PROBLEM DETAILS |
Retype each entry below exactly as it stands.

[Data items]
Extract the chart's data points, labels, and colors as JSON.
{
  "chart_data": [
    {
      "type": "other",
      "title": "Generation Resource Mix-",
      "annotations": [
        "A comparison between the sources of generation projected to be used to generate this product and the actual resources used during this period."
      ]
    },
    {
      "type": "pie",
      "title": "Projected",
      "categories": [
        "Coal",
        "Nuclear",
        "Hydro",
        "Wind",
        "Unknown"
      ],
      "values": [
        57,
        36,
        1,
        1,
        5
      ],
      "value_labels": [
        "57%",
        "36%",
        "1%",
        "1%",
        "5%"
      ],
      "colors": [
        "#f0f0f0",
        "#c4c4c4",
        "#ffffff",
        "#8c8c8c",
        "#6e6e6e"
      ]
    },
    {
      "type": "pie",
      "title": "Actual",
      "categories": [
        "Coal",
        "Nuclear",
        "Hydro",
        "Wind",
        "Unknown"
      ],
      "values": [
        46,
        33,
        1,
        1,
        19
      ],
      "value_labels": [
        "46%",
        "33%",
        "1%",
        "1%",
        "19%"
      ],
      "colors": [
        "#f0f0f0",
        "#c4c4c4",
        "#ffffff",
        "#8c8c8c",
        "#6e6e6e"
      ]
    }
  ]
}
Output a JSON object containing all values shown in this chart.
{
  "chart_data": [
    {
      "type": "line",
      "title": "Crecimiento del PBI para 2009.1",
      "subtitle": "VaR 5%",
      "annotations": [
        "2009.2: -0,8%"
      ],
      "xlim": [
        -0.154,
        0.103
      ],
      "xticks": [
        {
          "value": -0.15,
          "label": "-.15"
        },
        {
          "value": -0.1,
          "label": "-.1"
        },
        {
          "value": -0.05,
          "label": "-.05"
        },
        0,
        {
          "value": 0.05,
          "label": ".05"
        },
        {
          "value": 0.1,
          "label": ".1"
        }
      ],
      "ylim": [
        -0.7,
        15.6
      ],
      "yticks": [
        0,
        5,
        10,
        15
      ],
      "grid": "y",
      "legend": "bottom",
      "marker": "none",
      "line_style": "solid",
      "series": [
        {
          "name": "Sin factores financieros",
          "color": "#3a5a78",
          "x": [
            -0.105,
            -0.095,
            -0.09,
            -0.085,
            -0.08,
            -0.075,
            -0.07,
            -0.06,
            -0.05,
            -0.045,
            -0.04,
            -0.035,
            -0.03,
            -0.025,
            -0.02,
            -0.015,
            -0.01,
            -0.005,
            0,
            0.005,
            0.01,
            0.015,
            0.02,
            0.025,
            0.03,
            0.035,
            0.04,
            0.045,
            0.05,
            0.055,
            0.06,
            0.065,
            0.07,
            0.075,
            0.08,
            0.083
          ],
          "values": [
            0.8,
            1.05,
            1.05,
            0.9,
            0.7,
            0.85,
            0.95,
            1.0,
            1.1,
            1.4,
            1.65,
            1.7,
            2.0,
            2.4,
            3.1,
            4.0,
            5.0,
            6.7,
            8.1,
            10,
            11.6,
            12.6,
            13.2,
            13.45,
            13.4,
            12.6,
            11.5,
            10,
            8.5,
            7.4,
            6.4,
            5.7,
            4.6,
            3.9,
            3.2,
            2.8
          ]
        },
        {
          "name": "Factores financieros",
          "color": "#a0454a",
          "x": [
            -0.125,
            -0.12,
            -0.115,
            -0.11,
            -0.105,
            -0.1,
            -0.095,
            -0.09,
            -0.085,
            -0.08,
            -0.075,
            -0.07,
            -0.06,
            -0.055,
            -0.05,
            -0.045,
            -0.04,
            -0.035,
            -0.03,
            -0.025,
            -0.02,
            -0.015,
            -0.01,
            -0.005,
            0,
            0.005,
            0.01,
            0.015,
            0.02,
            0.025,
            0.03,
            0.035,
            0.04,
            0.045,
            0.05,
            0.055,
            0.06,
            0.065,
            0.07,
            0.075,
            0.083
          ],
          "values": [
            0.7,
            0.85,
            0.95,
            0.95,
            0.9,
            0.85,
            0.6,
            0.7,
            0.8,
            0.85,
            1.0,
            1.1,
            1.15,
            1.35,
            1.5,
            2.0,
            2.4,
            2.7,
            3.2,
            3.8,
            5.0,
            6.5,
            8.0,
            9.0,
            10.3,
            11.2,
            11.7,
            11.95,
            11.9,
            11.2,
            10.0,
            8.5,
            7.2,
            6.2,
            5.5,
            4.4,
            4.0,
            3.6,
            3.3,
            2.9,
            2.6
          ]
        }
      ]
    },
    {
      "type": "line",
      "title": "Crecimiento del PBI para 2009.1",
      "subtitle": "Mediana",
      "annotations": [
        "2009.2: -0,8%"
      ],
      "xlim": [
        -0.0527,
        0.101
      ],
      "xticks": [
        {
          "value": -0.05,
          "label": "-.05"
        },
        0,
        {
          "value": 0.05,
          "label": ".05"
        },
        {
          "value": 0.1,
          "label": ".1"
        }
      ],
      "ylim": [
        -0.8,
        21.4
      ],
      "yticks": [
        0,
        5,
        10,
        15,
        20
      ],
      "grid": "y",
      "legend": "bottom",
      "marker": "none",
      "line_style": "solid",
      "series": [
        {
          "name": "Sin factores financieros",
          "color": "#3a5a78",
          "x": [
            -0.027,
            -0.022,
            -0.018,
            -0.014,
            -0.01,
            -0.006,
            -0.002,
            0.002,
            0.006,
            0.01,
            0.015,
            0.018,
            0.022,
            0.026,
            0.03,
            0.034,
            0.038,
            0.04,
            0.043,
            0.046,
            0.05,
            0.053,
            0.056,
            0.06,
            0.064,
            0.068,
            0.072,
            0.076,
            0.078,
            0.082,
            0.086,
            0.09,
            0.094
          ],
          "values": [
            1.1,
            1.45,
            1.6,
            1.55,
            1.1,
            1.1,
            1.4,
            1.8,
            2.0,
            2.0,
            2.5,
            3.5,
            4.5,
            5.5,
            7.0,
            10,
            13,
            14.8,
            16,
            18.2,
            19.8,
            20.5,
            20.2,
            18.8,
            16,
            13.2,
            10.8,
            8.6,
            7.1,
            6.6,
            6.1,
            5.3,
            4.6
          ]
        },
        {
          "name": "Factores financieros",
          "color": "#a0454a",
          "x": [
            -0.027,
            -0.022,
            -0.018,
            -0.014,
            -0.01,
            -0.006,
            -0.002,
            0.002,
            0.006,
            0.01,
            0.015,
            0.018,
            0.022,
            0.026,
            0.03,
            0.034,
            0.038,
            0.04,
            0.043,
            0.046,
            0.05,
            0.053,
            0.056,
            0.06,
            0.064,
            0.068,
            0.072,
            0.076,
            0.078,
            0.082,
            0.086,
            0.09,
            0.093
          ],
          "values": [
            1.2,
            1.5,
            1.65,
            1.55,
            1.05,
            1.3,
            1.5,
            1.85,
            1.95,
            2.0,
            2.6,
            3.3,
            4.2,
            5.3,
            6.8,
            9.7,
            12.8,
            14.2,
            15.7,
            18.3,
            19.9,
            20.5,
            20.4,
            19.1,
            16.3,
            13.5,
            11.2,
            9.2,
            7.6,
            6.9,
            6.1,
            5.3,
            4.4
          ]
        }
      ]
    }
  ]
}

RESPONSE TO THE EXERCISE |
Extract the chart's data points, labels, and colors as JSON.
{
  "chart_data": [
    {
      "type": "other",
      "title": "Generation Resource Mix-",
      "annotations": [
        "A comparison between the sources of generation projected to be used to generate this product and the actual resources used during this period."
      ]
    },
    {
      "type": "pie",
      "title": "Projected",
      "categories": [
        "Coal",
        "Nuclear",
        "Hydro",
        "Wind",
        "Unknown"
      ],
      "values": [
        57,
        36,
        1,
        1,
        5
      ],
      "value_labels": [
        "57%",
        "36%",
        "1%",
        "1%",
        "5%"
      ],
      "colors": [
        "#f0f0f0",
        "#c4c4c4",
        "#ffffff",
        "#8c8c8c",
        "#6e6e6e"
      ]
    },
    {
      "type": "pie",
      "title": "Actual",
      "categories": [
        "Coal",
        "Nuclear",
        "Hydro",
        "Wind",
        "Unknown"
      ],
      "values": [
        46,
        33,
        1,
        1,
        19
      ],
      "value_labels": [
        "46%",
        "33%",
        "1%",
        "1%",
        "19%"
      ],
      "colors": [
        "#f0f0f0",
        "#c4c4c4",
        "#ffffff",
        "#8c8c8c",
        "#6e6e6e"
      ]
    }
  ]
}
Output a JSON object containing all values shown in this chart.
{
  "chart_data": [
    {
      "type": "line",
      "title": "Crecimiento del PBI para 2009.1",
      "subtitle": "VaR 5%",
      "annotations": [
        "2009.2: -0,8%"
      ],
      "xlim": [
        -0.154,
        0.103
      ],
      "xticks": [
        {
          "value": -0.15,
          "label": "-.15"
        },
        {
          "value": -0.1,
          "label": "-.1"
        },
        {
          "value": -0.05,
          "label": "-.05"
        },
        0,
        {
          "value": 0.05,
          "label": ".05"
        },
        {
          "value": 0.1,
          "label": ".1"
        }
      ],
      "ylim": [
        -0.7,
        15.6
      ],
      "yticks": [
        0,
        5,
        10,
        15
      ],
      "grid": "y",
      "legend": "bottom",
      "marker": "none",
      "line_style": "solid",
      "series": [
        {
          "name": "Sin factores financieros",
          "color": "#3a5a78",
          "x": [
            -0.105,
            -0.095,
            -0.09,
            -0.085,
            -0.08,
            -0.075,
            -0.07,
            -0.06,
            -0.05,
            -0.045,
            -0.04,
            -0.035,
            -0.03,
            -0.025,
            -0.02,
            -0.015,
            -0.01,
            -0.005,
            0,
            0.005,
            0.01,
            0.015,
            0.02,
            0.025,
            0.03,
            0.035,
            0.04,
            0.045,
            0.05,
            0.055,
            0.06,
            0.065,
            0.07,
            0.075,
            0.08,
            0.083
          ],
          "values": [
            0.8,
            1.05,
            1.05,
            0.9,
            0.7,
            0.85,
            0.95,
            1.0,
            1.1,
            1.4,
            1.65,
            1.7,
            2.0,
            2.4,
            3.1,
            4.0,
            5.0,
            6.7,
            8.1,
            10,
            11.6,
            12.6,
            13.2,
            13.45,
            13.4,
            12.6,
            11.5,
            10,
            8.5,
            7.4,
            6.4,
            5.7,
            4.6,
            3.9,
            3.2,
            2.8
          ]
        },
        {
          "name": "Factores financieros",
          "color": "#a0454a",
          "x": [
            -0.125,
            -0.12,
            -0.115,
            -0.11,
            -0.105,
            -0.1,
            -0.095,
            -0.09,
            -0.085,
            -0.08,
            -0.075,
            -0.07,
            -0.06,
            -0.055,
            -0.05,
            -0.045,
            -0.04,
            -0.035,
            -0.03,
            -0.025,
            -0.02,
            -0.015,
            -0.01,
            -0.005,
            0,
            0.005,
            0.01,
            0.015,
            0.02,
            0.025,
            0.03,
            0.035,
            0.04,
            0.045,
            0.05,
            0.055,
            0.06,
            0.065,
            0.07,
            0.075,
            0.083
          ],
          "values": [
            0.7,
            0.85,
            0.95,
            0.95,
            0.9,
            0.85,
            0.6,
            0.7,
            0.8,
            0.85,
            1.0,
            1.1,
            1.15,
            1.35,
            1.5,
            2.0,
            2.4,
            2.7,
            3.2,
            3.8,
            5.0,
            6.5,
            8.0,
            9.0,
            10.3,
            11.2,
            11.7,
            11.95,
            11.9,
            11.2,
            10.0,
            8.5,
            7.2,
            6.2,
            5.5,
            4.4,
            4.0,
            3.6,
            3.3,
            2.9,
            2.6
          ]
        }
      ]
    },
    {
      "type": "line",
      "title": "Crecimiento del PBI para 2009.1",
      "subtitle": "Mediana",
      "annotations": [
        "2009.2: -0,8%"
      ],
      "xlim": [
        -0.0527,
        0.101
      ],
      "xticks": [
        {
          "value": -0.05,
          "label": "-.05"
        },
        0,
        {
          "value": 0.05,
          "label": ".05"
        },
        {
          "value": 0.1,
          "label": ".1"
        }
      ],
      "ylim": [
        -0.8,
        21.4
      ],
      "yticks": [
        0,
        5,
        10,
        15,
        20
      ],
      "grid": "y",
      "legend": "bottom",
      "marker": "none",
      "line_style": "solid",
      "series": [
        {
          "name": "Sin factores financieros",
          "color": "#3a5a78",
          "x": [
            -0.027,
            -0.022,
            -0.018,
            -0.014,
            -0.01,
            -0.006,
            -0.002,
            0.002,
            0.006,
            0.01,
            0.015,
            0.018,
            0.022,
            0.026,
            0.03,
            0.034,
            0.038,
            0.04,
            0.043,
            0.046,
            0.05,
            0.053,
            0.056,
            0.06,
            0.064,
            0.068,
            0.072,
            0.076,
            0.078,
            0.082,
            0.086,
            0.09,
            0.094
          ],
          "values": [
            1.1,
            1.45,
            1.6,
            1.55,
            1.1,
            1.1,
            1.4,
            1.8,
            2.0,
            2.0,
            2.5,
            3.5,
            4.5,
            5.5,
            7.0,
            10,
            13,
            14.8,
            16,
            18.2,
            19.8,
            20.5,
            20.2,
            18.8,
            16,
            13.2,
            10.8,
            8.6,
            7.1,
            6.6,
            6.1,
            5.3,
            4.6
          ]
        },
        {
          "name": "Factores financieros",
          "color": "#a0454a",
          "x": [
            -0.027,
            -0.022,
            -0.018,
            -0.014,
            -0.01,
            -0.006,
            -0.002,
            0.002,
            0.006,
            0.01,
            0.015,
            0.018,
            0.022,
            0.026,
            0.03,
            0.034,
            0.038,
            0.04,
            0.043,
            0.046,
            0.05,
            0.053,
            0.056,
            0.06,
            0.064,
            0.068,
            0.072,
            0.076,
            0.078,
            0.082,
            0.086,
            0.09,
            0.093
          ],
          "values": [
            1.2,
            1.5,
            1.65,
            1.55,
            1.05,
            1.3,
            1.5,
            1.85,
            1.95,
            2.0,
            2.6,
            3.3,
            4.2,
            5.3,
            6.8,
            9.7,
            12.8,
            14.2,
            15.7,
            18.3,
            19.9,
            20.5,
            20.4,
            19.1,
            16.3,
            13.5,
            11.2,
            9.2,
            7.6,
            6.9,
            6.1,
            5.3,
            4.4
          ]
        }
      ]
    }
  ]
}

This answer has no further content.